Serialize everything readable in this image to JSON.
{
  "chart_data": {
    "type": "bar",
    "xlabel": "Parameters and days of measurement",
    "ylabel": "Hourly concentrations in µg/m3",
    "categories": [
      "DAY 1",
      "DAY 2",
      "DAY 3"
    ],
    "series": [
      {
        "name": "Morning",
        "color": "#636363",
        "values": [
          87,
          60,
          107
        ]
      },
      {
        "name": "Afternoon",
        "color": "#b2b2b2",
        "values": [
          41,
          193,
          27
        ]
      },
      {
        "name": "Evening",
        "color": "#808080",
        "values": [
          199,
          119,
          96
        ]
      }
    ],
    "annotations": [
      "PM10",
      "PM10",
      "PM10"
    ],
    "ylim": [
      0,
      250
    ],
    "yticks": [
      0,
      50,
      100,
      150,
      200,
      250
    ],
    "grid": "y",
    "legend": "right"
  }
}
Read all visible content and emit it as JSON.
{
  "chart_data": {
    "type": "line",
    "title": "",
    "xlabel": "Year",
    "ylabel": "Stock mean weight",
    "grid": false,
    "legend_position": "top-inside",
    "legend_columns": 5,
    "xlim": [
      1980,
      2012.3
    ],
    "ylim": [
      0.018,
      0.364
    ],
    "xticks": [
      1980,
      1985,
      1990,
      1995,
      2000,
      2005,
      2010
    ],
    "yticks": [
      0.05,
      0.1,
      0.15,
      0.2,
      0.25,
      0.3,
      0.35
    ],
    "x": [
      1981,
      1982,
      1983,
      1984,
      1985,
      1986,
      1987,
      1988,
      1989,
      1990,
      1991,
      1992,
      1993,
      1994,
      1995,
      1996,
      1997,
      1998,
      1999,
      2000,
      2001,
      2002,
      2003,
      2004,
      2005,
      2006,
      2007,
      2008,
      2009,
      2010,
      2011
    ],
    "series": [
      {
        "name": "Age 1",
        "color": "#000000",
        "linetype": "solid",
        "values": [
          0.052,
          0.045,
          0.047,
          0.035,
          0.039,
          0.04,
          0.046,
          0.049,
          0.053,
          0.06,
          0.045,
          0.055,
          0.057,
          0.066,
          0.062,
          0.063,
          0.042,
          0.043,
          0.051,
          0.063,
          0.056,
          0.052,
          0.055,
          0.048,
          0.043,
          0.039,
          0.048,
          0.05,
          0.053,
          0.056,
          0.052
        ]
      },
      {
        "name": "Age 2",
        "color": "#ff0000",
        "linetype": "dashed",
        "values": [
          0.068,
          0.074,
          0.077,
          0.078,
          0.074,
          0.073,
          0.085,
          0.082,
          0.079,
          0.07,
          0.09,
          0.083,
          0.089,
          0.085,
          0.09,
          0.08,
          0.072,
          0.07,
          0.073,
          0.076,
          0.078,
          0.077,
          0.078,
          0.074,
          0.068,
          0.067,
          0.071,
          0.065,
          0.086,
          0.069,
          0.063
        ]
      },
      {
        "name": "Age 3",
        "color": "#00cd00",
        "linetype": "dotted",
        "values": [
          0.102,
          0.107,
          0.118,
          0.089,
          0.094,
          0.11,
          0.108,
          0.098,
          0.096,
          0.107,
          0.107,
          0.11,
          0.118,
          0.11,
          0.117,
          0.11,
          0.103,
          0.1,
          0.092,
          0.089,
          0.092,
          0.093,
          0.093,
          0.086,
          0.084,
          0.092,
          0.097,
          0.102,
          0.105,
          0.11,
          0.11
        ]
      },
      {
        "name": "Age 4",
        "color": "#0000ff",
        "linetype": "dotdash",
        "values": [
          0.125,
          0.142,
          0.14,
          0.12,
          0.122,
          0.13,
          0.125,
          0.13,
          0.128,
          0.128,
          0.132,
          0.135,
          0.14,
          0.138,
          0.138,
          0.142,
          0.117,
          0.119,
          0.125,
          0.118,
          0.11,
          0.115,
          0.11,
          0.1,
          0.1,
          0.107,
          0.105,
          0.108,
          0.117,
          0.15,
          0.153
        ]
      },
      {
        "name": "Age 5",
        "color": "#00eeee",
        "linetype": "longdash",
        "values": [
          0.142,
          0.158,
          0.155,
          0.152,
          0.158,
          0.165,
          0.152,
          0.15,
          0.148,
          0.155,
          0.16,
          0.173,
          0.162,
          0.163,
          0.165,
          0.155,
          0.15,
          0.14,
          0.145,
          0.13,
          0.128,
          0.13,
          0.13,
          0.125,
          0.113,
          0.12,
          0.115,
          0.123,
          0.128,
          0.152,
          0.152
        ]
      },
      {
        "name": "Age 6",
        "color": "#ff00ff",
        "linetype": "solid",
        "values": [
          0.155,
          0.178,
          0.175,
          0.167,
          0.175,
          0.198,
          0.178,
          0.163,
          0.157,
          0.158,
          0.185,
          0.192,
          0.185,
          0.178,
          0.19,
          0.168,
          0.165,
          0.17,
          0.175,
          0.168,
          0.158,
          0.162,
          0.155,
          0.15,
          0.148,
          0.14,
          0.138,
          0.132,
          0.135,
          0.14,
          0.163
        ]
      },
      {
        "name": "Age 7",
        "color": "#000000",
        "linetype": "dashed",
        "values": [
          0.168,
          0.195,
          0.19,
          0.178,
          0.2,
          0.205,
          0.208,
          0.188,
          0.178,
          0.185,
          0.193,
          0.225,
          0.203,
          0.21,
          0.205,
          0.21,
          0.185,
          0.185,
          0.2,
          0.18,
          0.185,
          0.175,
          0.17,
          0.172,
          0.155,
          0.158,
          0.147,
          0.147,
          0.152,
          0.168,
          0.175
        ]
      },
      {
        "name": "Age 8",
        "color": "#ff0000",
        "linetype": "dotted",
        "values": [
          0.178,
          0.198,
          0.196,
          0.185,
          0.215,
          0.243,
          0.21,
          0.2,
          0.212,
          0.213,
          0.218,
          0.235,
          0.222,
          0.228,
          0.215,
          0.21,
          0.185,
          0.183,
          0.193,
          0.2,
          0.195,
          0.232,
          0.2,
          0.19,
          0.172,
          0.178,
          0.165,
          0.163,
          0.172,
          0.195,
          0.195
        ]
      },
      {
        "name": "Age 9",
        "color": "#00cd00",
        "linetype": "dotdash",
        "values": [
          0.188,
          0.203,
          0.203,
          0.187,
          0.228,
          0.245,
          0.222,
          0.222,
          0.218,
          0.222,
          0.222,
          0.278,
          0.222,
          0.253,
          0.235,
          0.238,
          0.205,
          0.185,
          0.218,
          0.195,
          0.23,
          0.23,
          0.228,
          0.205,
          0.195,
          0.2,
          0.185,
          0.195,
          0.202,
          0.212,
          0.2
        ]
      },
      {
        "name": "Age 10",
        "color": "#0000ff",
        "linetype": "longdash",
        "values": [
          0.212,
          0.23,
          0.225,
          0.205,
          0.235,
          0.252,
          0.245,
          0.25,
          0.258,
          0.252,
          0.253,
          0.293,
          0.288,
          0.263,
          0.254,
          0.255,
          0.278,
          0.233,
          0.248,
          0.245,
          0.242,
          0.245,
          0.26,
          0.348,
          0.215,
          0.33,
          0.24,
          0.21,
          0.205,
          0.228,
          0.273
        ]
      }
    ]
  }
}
::::
• Written problem
Only lines holding the string "JSON" are wanted; gather each one from the entries above.

• Task answer
Serialize everything readable in this image to JSON.
Read all visible content and emit it as JSON.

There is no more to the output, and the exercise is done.